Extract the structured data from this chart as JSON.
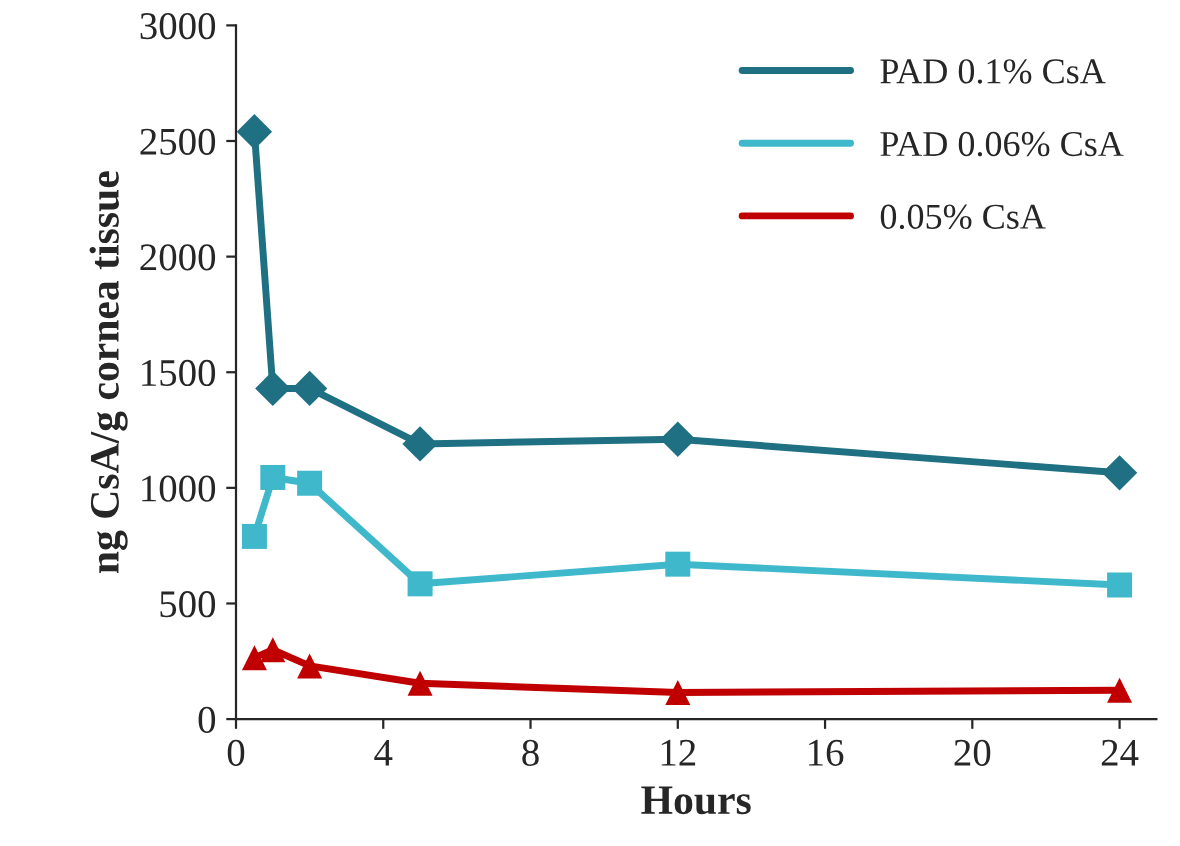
{
  "chart_data": {
    "type": "line",
    "xlabel": "Hours",
    "ylabel": "ng CsA/g cornea tissue",
    "x": [
      0.5,
      1,
      2,
      5,
      12,
      24
    ],
    "series": [
      {
        "name": "PAD 0.1% CsA",
        "color": "#1e7082",
        "marker": "diamond",
        "values": [
          2540,
          1430,
          1430,
          1190,
          1210,
          1065
        ]
      },
      {
        "name": "PAD 0.06% CsA",
        "color": "#3fb8cc",
        "marker": "square",
        "values": [
          790,
          1045,
          1020,
          585,
          670,
          580
        ]
      },
      {
        "name": "0.05% CsA",
        "color": "#c00000",
        "marker": "triangle",
        "values": [
          265,
          300,
          230,
          155,
          115,
          125
        ]
      }
    ],
    "xlim": [
      0,
      25
    ],
    "xticks": [
      0,
      4,
      8,
      12,
      16,
      20,
      24
    ],
    "ylim": [
      0,
      3000
    ],
    "yticks": [
      0,
      500,
      1000,
      1500,
      2000,
      2500,
      3000
    ],
    "grid": false,
    "legend": "top right",
    "line_style": "solid"
  }
}
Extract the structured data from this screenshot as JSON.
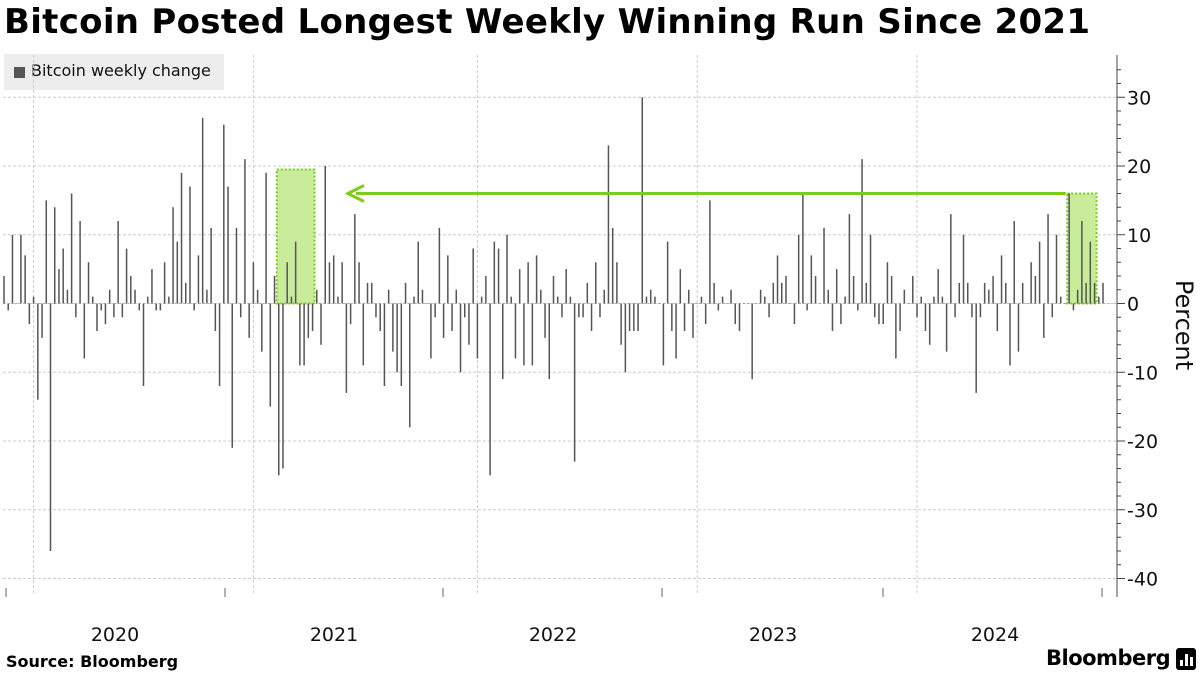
{
  "title": "Bitcoin Posted Longest Weekly Winning Run Since 2021",
  "legend": {
    "label": "Bitcoin weekly change"
  },
  "source": "Source:  Bloomberg",
  "brand": "Bloomberg",
  "colors": {
    "bar": "#555555",
    "highlight_fill": "#c8ec9a",
    "highlight_border": "#7ccc1e",
    "arrow": "#7ccc1e",
    "grid": "#cccccc"
  },
  "chart_data": {
    "type": "bar",
    "ylabel": "Percent",
    "ylim": [
      -40,
      35
    ],
    "yticks": [
      30,
      20,
      10,
      0,
      -10,
      -20,
      -30,
      -40
    ],
    "x_labels": [
      "2020",
      "2021",
      "2022",
      "2023",
      "2024"
    ],
    "grid": true,
    "legend_position": "top-left",
    "series": [
      {
        "name": "Bitcoin weekly change",
        "start": "2019-W40",
        "end": "2024-W41",
        "values": [
          4,
          -1,
          10,
          0,
          10,
          7,
          -3,
          1,
          -14,
          -5,
          15,
          -36,
          14,
          5,
          8,
          2,
          16,
          -2,
          12,
          -8,
          6,
          1,
          -4,
          -1,
          -3,
          2,
          -2,
          12,
          -2,
          8,
          4,
          2,
          -1,
          -12,
          1,
          5,
          -1,
          -1,
          6,
          1,
          14,
          9,
          19,
          3,
          17,
          -1,
          7,
          27,
          2,
          11,
          -4,
          -12,
          26,
          17,
          -21,
          11,
          -2,
          21,
          -5,
          6,
          2,
          -7,
          19,
          -15,
          4,
          -25,
          -24,
          6,
          1,
          9,
          -9,
          -9,
          -5,
          -4,
          2,
          -6,
          20,
          6,
          7,
          1,
          6,
          -13,
          -3,
          13,
          6,
          -9,
          3,
          3,
          -2,
          -4,
          -12,
          2,
          -7,
          -10,
          -12,
          3,
          -18,
          1,
          9,
          2,
          0,
          -8,
          -2,
          11,
          -5,
          7,
          -4,
          2,
          -10,
          -2,
          -6,
          8,
          -8,
          1,
          4,
          -25,
          9,
          8,
          -11,
          10,
          1,
          -8,
          5,
          -9,
          6,
          -9,
          7,
          2,
          -5,
          -11,
          4,
          1,
          -2,
          5,
          1,
          -23,
          -2,
          -2,
          3,
          -4,
          6,
          -2,
          2,
          23,
          11,
          6,
          -6,
          -10,
          -4,
          -4,
          -4,
          30,
          1,
          2,
          1,
          0,
          -9,
          9,
          -4,
          -8,
          5,
          -4,
          2,
          -5,
          0,
          1,
          -3,
          15,
          3,
          -1,
          1,
          0,
          2,
          -3,
          -4,
          0,
          0,
          -11,
          0,
          2,
          1,
          -2,
          3,
          7,
          3,
          4,
          0,
          -3,
          10,
          16,
          -1,
          7,
          4,
          0,
          11,
          2,
          -4,
          5,
          -3,
          1,
          13,
          4,
          -1,
          21,
          3,
          10,
          -2,
          -3,
          -3,
          6,
          4,
          -8,
          -4,
          2,
          0,
          4,
          -2,
          1,
          -4,
          -6,
          1,
          5,
          1,
          -7,
          13,
          -2,
          3,
          10,
          3,
          -2,
          -13,
          -2,
          3,
          2,
          4,
          -4,
          7,
          3,
          -9,
          12,
          -7,
          3,
          0,
          6,
          4,
          9,
          -5,
          13,
          -2,
          10,
          1,
          0,
          16,
          -1,
          2,
          12,
          3,
          9,
          3,
          1,
          3
        ]
      }
    ],
    "highlights": [
      {
        "label": "",
        "from_index": 65,
        "to_index": 73,
        "y0": 0,
        "y1": 19.5
      },
      {
        "label": "",
        "from_index": 252,
        "to_index": 258,
        "y0": 0,
        "y1": 16
      }
    ],
    "arrow": {
      "from_index": 250,
      "to_index": 79,
      "y": 16
    }
  }
}
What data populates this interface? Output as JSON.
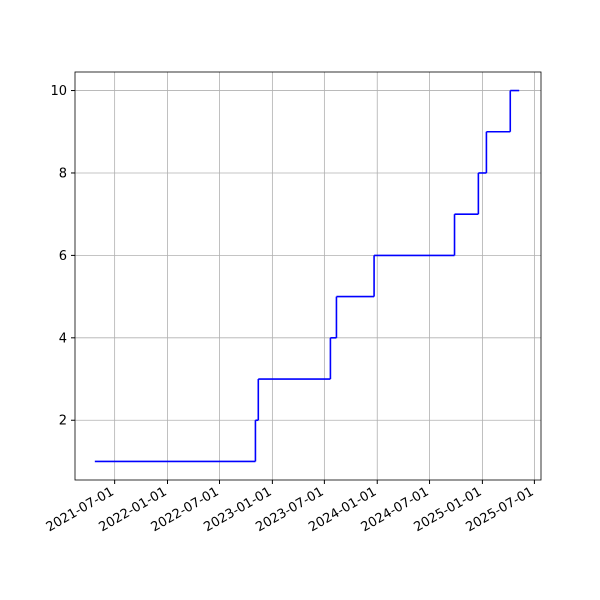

———

Stated exercise: Reproduce all of the data exactly; the pictures do not belong in the copy.

Answer to the exercise:
Extract the structured data from this chart as JSON.
{
  "chart_data": {
    "type": "line",
    "xlabel": "Hours",
    "ylabel": "ng CsA/g cornea tissue",
    "x": [
      0.5,
      1,
      2,
      5,
      12,
      24
    ],
    "series": [
      {
        "name": "PAD 0.1% CsA",
        "color": "#1e7082",
        "marker": "diamond",
        "values": [
          2540,
          1430,
          1430,
          1190,
          1210,
          1065
        ]
      },
      {
        "name": "PAD 0.06% CsA",
        "color": "#3fb8cc",
        "marker": "square",
        "values": [
          790,
          1045,
          1020,
          585,
          670,
          580
        ]
      },
      {
        "name": "0.05% CsA",
        "color": "#c00000",
        "marker": "triangle",
        "values": [
          265,
          300,
          230,
          155,
          115,
          125
        ]
      }
    ],
    "xlim": [
      0,
      25
    ],
    "xticks": [
      0,
      4,
      8,
      12,
      16,
      20,
      24
    ],
    "ylim": [
      0,
      3000
    ],
    "yticks": [
      0,
      500,
      1000,
      1500,
      2000,
      2500,
      3000
    ],
    "grid": false,
    "legend": "top right",
    "line_style": "solid"
  }
}
Extract the structured data from this screenshot as JSON.
{
  "title": "Bitcoin Posted Longest Weekly Winning Run Since 2021",
  "legend": {
    "label": "Bitcoin weekly change"
  },
  "source": "Source:  Bloomberg",
  "brand": "Bloomberg",
  "colors": {
    "bar": "#555555",
    "highlight_fill": "#c8ec9a",
    "highlight_border": "#7ccc1e",
    "arrow": "#7ccc1e",
    "grid": "#cccccc"
  },
  "chart_data": {
    "type": "bar",
    "ylabel": "Percent",
    "ylim": [
      -40,
      35
    ],
    "yticks": [
      30,
      20,
      10,
      0,
      -10,
      -20,
      -30,
      -40
    ],
    "x_labels": [
      "2020",
      "2021",
      "2022",
      "2023",
      "2024"
    ],
    "grid": true,
    "legend_position": "top-left",
    "series": [
      {
        "name": "Bitcoin weekly change",
        "start": "2019-W40",
        "end": "2024-W41",
        "values": [
          4,
          -1,
          10,
          0,
          10,
          7,
          -3,
          1,
          -14,
          -5,
          15,
          -36,
          14,
          5,
          8,
          2,
          16,
          -2,
          12,
          -8,
          6,
          1,
          -4,
          -1,
          -3,
          2,
          -2,
          12,
          -2,
          8,
          4,
          2,
          -1,
          -12,
          1,
          5,
          -1,
          -1,
          6,
          1,
          14,
          9,
          19,
          3,
          17,
          -1,
          7,
          27,
          2,
          11,
          -4,
          -12,
          26,
          17,
          -21,
          11,
          -2,
          21,
          -5,
          6,
          2,
          -7,
          19,
          -15,
          4,
          -25,
          -24,
          6,
          1,
          9,
          -9,
          -9,
          -5,
          -4,
          2,
          -6,
          20,
          6,
          7,
          1,
          6,
          -13,
          -3,
          13,
          6,
          -9,
          3,
          3,
          -2,
          -4,
          -12,
          2,
          -7,
          -10,
          -12,
          3,
          -18,
          1,
          9,
          2,
          0,
          -8,
          -2,
          11,
          -5,
          7,
          -4,
          2,
          -10,
          -2,
          -6,
          8,
          -8,
          1,
          4,
          -25,
          9,
          8,
          -11,
          10,
          1,
          -8,
          5,
          -9,
          6,
          -9,
          7,
          2,
          -5,
          -11,
          4,
          1,
          -2,
          5,
          1,
          -23,
          -2,
          -2,
          3,
          -4,
          6,
          -2,
          2,
          23,
          11,
          6,
          -6,
          -10,
          -4,
          -4,
          -4,
          30,
          1,
          2,
          1,
          0,
          -9,
          9,
          -4,
          -8,
          5,
          -4,
          2,
          -5,
          0,
          1,
          -3,
          15,
          3,
          -1,
          1,
          0,
          2,
          -3,
          -4,
          0,
          0,
          -11,
          0,
          2,
          1,
          -2,
          3,
          7,
          3,
          4,
          0,
          -3,
          10,
          16,
          -1,
          7,
          4,
          0,
          11,
          2,
          -4,
          5,
          -3,
          1,
          13,
          4,
          -1,
          21,
          3,
          10,
          -2,
          -3,
          -3,
          6,
          4,
          -8,
          -4,
          2,
          0,
          4,
          -2,
          1,
          -4,
          -6,
          1,
          5,
          1,
          -7,
          13,
          -2,
          3,
          10,
          3,
          -2,
          -13,
          -2,
          3,
          2,
          4,
          -4,
          7,
          3,
          -9,
          12,
          -7,
          3,
          0,
          6,
          4,
          9,
          -5,
          13,
          -2,
          10,
          1,
          0,
          16,
          -1,
          2,
          12,
          3,
          9,
          3,
          1,
          3
        ]
      }
    ],
    "highlights": [
      {
        "label": "",
        "from_index": 65,
        "to_index": 73,
        "y0": 0,
        "y1": 19.5
      },
      {
        "label": "",
        "from_index": 252,
        "to_index": 258,
        "y0": 0,
        "y1": 16
      }
    ],
    "arrow": {
      "from_index": 250,
      "to_index": 79,
      "y": 16
    }
  }
}
What data populates this interface? Output as JSON.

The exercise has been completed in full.